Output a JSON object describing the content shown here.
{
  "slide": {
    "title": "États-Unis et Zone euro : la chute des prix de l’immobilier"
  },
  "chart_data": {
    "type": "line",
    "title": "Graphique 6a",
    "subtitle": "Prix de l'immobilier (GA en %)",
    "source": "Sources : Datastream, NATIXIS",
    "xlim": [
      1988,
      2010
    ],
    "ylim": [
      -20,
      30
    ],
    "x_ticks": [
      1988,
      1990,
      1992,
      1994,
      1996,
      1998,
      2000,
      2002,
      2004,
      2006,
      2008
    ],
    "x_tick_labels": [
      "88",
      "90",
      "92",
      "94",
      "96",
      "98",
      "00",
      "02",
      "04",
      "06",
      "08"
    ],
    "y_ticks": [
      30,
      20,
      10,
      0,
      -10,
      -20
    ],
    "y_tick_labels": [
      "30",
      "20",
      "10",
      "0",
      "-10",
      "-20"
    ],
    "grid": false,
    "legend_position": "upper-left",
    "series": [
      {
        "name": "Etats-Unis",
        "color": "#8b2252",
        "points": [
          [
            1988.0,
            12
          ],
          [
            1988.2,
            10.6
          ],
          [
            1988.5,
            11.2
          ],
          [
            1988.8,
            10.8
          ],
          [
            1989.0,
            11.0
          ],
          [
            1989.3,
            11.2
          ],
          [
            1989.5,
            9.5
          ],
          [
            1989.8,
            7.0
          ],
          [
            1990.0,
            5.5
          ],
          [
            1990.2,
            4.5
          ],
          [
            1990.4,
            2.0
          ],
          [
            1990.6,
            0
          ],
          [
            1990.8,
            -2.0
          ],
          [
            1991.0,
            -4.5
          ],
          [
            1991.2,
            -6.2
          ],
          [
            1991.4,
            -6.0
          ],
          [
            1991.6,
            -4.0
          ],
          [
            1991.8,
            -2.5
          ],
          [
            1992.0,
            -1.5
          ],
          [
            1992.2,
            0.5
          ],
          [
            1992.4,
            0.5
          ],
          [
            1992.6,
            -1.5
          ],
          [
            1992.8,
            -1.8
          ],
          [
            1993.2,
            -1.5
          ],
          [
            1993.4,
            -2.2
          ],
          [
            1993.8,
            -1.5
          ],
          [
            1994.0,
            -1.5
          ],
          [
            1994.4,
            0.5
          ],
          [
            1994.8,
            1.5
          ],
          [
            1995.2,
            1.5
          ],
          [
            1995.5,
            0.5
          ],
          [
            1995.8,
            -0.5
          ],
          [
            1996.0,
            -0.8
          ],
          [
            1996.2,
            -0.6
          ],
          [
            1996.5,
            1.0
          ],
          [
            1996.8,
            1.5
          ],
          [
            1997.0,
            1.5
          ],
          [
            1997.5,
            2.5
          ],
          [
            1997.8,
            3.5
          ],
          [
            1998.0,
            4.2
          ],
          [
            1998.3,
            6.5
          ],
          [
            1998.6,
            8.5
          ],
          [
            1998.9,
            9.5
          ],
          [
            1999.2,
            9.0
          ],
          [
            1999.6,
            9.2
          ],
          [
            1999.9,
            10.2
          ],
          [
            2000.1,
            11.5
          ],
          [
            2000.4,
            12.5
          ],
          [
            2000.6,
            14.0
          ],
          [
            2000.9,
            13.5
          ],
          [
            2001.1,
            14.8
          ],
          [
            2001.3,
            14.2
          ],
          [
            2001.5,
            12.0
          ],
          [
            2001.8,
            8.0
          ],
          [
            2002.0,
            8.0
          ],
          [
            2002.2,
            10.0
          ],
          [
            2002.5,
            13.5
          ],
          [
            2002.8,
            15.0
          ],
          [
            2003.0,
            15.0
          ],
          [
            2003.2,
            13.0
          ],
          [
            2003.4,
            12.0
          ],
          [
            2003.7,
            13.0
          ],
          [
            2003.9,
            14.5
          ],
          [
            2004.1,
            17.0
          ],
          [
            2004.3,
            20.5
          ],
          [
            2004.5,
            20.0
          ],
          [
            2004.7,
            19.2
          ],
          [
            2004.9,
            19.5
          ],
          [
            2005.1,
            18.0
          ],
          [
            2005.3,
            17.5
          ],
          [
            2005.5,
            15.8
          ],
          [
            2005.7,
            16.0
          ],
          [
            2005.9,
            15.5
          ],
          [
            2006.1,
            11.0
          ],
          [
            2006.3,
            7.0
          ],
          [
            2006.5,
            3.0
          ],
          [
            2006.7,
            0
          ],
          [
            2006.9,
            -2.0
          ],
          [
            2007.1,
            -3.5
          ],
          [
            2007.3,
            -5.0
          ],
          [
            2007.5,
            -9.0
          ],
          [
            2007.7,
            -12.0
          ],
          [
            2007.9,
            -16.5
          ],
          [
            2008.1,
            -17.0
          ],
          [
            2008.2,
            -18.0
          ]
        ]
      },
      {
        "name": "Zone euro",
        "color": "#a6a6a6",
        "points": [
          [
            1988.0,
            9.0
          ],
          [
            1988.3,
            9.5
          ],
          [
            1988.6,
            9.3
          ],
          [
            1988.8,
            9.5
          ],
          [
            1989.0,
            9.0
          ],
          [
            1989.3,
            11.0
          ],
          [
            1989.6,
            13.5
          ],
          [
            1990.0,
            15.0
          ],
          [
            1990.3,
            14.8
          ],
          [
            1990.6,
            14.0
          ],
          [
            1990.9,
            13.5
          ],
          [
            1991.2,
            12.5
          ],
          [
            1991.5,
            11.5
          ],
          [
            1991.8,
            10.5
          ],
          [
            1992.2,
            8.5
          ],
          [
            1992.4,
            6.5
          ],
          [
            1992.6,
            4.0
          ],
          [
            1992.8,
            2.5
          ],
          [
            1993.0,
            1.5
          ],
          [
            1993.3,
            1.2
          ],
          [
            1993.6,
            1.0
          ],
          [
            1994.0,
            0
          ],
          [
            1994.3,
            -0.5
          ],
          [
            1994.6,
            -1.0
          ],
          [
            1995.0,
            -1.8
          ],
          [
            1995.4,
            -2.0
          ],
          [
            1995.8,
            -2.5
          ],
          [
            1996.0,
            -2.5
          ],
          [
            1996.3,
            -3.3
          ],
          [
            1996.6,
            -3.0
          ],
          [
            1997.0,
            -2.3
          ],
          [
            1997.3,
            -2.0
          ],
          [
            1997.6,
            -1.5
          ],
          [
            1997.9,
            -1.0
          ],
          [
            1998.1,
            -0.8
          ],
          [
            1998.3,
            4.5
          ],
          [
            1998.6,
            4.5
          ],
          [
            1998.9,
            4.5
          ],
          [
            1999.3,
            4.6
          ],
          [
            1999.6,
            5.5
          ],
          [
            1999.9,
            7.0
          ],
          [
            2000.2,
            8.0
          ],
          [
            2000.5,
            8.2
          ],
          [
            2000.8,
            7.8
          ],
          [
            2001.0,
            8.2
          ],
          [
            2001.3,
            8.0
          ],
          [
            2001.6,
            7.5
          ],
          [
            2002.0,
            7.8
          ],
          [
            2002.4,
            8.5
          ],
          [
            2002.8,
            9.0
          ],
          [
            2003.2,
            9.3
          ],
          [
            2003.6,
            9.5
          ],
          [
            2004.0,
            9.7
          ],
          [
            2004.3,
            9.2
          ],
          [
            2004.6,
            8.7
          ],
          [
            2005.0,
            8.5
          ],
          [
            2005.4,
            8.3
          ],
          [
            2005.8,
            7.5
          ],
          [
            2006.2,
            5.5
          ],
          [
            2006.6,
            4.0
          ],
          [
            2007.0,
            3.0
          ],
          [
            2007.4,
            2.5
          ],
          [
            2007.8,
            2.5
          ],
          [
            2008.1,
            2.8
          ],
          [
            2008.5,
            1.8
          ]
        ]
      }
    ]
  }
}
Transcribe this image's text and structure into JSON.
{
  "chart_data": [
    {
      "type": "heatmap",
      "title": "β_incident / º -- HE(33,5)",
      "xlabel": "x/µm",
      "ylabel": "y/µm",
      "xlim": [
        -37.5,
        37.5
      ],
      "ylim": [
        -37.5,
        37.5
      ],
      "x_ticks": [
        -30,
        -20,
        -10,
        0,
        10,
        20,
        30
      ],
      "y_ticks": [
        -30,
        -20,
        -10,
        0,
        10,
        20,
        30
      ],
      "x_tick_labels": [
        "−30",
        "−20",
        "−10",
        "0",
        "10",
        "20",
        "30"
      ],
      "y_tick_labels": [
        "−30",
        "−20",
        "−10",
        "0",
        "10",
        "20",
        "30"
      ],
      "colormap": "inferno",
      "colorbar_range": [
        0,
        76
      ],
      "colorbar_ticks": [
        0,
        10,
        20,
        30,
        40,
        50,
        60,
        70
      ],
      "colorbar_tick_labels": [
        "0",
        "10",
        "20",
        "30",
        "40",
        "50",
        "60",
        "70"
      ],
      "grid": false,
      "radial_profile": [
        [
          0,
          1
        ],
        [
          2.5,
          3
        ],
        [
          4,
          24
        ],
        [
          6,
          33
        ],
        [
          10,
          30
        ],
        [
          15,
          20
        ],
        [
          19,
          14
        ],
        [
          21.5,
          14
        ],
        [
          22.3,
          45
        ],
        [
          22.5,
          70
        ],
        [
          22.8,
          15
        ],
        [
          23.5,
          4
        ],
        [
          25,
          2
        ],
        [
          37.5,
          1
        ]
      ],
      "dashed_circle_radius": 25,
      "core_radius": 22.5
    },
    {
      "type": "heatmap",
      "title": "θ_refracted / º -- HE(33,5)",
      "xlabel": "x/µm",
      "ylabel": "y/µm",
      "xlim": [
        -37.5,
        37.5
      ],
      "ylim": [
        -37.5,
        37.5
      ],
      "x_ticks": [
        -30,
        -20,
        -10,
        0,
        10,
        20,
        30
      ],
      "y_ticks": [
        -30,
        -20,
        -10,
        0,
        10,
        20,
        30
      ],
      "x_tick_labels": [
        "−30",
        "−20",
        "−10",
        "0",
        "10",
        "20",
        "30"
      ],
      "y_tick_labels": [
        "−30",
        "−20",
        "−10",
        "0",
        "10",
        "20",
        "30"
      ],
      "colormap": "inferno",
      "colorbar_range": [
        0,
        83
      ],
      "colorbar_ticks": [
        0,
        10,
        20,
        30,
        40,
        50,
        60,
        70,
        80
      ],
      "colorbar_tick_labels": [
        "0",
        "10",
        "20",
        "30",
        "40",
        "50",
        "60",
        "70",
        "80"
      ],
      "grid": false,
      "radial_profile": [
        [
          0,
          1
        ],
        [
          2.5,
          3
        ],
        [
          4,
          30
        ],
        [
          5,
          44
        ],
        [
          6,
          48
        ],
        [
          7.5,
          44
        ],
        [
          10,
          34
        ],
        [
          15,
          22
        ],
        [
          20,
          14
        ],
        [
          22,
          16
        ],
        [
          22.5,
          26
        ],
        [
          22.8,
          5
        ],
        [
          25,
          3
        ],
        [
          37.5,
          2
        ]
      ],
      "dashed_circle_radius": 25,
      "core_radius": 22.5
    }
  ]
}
- - - - - - -
### Exercise instructions
In the entries above, locate every line with the word "JSON" and copy it.

### Result for this task
Output a JSON object describing the content shown here.
Transcribe this image's text and structure into JSON.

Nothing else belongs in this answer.